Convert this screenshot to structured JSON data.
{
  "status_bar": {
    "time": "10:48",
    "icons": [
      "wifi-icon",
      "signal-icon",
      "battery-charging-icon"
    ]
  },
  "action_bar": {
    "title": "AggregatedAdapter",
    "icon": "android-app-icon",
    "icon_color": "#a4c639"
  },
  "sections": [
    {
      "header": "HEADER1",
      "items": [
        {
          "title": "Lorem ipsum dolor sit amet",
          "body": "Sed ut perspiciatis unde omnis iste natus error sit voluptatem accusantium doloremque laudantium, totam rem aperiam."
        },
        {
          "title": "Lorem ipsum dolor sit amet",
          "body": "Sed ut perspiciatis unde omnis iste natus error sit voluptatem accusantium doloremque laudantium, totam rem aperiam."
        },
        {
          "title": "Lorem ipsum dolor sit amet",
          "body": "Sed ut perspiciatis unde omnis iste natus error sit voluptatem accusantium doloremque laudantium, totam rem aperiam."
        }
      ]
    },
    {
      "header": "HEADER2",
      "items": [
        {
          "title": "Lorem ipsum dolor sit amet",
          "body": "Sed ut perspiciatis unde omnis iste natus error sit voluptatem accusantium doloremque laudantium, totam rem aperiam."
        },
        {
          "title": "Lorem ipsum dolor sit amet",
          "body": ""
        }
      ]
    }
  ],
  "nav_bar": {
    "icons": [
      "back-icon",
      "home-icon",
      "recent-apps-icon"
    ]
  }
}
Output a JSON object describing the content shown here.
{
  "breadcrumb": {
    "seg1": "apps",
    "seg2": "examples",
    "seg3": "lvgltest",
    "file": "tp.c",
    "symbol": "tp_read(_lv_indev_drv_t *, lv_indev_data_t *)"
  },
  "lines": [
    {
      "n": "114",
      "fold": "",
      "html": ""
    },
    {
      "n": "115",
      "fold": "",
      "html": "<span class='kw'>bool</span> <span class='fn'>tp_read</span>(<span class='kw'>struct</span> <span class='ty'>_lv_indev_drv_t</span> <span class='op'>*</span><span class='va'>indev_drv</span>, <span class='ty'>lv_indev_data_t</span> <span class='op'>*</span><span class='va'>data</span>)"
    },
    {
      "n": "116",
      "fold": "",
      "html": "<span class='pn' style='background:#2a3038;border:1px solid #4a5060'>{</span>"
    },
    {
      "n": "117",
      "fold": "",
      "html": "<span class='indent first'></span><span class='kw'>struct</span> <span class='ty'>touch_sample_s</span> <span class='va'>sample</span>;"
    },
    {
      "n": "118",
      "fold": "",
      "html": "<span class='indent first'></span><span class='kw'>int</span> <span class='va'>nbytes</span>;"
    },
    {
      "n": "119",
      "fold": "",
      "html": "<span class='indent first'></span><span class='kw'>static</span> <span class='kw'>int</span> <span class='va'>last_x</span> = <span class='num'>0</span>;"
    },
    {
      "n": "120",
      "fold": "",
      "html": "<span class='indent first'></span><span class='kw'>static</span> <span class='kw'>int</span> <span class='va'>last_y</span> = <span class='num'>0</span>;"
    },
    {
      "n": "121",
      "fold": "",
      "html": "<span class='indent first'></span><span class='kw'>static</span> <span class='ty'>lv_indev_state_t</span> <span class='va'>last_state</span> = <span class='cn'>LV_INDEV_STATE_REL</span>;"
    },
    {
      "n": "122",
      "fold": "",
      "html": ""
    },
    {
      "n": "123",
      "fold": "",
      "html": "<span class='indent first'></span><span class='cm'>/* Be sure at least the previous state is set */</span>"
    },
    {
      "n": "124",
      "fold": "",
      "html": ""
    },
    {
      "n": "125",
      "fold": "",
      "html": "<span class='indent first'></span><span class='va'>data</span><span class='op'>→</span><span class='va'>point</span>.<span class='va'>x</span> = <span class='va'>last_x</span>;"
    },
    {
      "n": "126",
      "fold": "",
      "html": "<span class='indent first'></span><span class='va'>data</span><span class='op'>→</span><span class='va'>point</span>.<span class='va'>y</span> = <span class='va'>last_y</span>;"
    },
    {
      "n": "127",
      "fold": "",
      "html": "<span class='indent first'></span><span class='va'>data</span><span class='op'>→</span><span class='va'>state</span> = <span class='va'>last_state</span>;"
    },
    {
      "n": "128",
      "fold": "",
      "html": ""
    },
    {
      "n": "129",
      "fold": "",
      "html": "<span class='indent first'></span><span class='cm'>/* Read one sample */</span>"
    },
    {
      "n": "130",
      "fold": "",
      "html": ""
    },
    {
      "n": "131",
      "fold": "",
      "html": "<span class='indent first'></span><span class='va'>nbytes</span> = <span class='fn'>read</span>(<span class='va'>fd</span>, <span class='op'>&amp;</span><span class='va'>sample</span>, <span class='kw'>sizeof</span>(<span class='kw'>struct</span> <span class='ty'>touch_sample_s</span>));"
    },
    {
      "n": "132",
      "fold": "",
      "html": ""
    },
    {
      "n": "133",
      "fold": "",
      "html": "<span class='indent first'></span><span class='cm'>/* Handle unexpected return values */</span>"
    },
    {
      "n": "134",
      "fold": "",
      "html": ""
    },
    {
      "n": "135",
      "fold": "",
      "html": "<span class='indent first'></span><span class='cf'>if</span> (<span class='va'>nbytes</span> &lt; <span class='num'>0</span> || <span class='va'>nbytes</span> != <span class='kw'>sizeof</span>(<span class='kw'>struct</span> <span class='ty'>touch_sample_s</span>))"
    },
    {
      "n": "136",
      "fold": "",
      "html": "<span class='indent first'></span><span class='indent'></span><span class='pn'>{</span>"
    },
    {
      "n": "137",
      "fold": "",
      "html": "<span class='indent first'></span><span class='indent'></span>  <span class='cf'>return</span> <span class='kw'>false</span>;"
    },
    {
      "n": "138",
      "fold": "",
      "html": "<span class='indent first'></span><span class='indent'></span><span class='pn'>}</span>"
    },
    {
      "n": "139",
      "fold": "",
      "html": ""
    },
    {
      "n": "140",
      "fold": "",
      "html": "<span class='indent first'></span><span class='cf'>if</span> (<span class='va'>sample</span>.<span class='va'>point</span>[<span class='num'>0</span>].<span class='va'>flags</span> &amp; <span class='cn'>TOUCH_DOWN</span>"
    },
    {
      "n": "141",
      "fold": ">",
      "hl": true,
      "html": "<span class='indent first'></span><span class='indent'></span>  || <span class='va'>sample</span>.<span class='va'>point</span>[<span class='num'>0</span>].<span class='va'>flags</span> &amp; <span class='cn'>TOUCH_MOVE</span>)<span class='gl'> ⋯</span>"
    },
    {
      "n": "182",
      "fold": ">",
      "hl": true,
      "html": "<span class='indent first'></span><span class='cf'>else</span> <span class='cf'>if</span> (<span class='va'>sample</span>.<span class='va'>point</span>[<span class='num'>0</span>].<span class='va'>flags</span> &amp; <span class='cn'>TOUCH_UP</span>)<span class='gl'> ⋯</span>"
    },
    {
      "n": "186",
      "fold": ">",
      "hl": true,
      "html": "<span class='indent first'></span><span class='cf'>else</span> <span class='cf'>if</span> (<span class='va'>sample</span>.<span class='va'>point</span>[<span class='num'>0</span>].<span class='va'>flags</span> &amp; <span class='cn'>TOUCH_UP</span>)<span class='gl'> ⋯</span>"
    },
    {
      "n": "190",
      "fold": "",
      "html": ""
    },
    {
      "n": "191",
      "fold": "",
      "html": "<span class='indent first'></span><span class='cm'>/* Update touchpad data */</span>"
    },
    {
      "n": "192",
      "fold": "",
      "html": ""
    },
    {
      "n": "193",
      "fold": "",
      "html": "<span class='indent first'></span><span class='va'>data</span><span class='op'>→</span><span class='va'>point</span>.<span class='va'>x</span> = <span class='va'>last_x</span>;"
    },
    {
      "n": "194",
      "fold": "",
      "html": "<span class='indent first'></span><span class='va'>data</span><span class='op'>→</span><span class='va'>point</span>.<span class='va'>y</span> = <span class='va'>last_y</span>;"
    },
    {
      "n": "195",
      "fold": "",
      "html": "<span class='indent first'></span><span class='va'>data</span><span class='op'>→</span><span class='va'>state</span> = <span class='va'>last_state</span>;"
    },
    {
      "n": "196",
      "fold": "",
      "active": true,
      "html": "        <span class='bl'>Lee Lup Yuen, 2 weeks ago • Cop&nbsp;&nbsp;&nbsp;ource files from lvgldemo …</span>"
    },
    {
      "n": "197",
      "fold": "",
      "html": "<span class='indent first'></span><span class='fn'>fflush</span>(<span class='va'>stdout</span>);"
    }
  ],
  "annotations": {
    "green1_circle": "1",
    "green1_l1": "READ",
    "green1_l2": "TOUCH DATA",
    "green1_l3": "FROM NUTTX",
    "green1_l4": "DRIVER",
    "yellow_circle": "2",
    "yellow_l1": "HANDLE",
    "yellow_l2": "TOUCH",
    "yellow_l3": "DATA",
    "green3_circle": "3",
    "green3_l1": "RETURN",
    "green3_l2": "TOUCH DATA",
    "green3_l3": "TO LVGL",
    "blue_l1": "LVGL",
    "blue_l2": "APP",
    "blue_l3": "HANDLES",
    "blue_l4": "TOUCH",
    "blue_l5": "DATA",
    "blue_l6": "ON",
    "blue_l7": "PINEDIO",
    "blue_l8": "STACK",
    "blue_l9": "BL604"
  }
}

BRIEF:
Copy the lines from the entries above in which the word "flags" appears.

EXPECTED ANSWER:
      "html": "<span class='indent first'></span><span class='cf'>if</span> (<span class='va'>sample</span>.<span class='va'>point</span>[<span class='num'>0</span>].<span class='va'>flags</span> &amp; <span class='cn'>TOUCH_DOWN</span>"
      "html": "<span class='indent first'></span><span class='indent'></span>  || <span class='va'>sample</span>.<span class='va'>point</span>[<span class='num'>0</span>].<span class='va'>flags</span> &amp; <span class='cn'>TOUCH_MOVE</span>)<span class='gl'> ⋯</span>"
      "html": "<span class='indent first'></span><span class='cf'>else</span> <span class='cf'>if</span> (<span class='va'>sample</span>.<span class='va'>point</span>[<span class='num'>0</span>].<span class='va'>flags</span> &amp; <span class='cn'>TOUCH_UP</span>)<span class='gl'> ⋯</span>"
      "html": "<span class='indent first'></span><span class='cf'>else</span> <span class='cf'>if</span> (<span class='va'>sample</span>.<span class='va'>point</span>[<span class='num'>0</span>].<span class='va'>flags</span> &amp; <span class='cn'>TOUCH_UP</span>)<span class='gl'> ⋯</span>"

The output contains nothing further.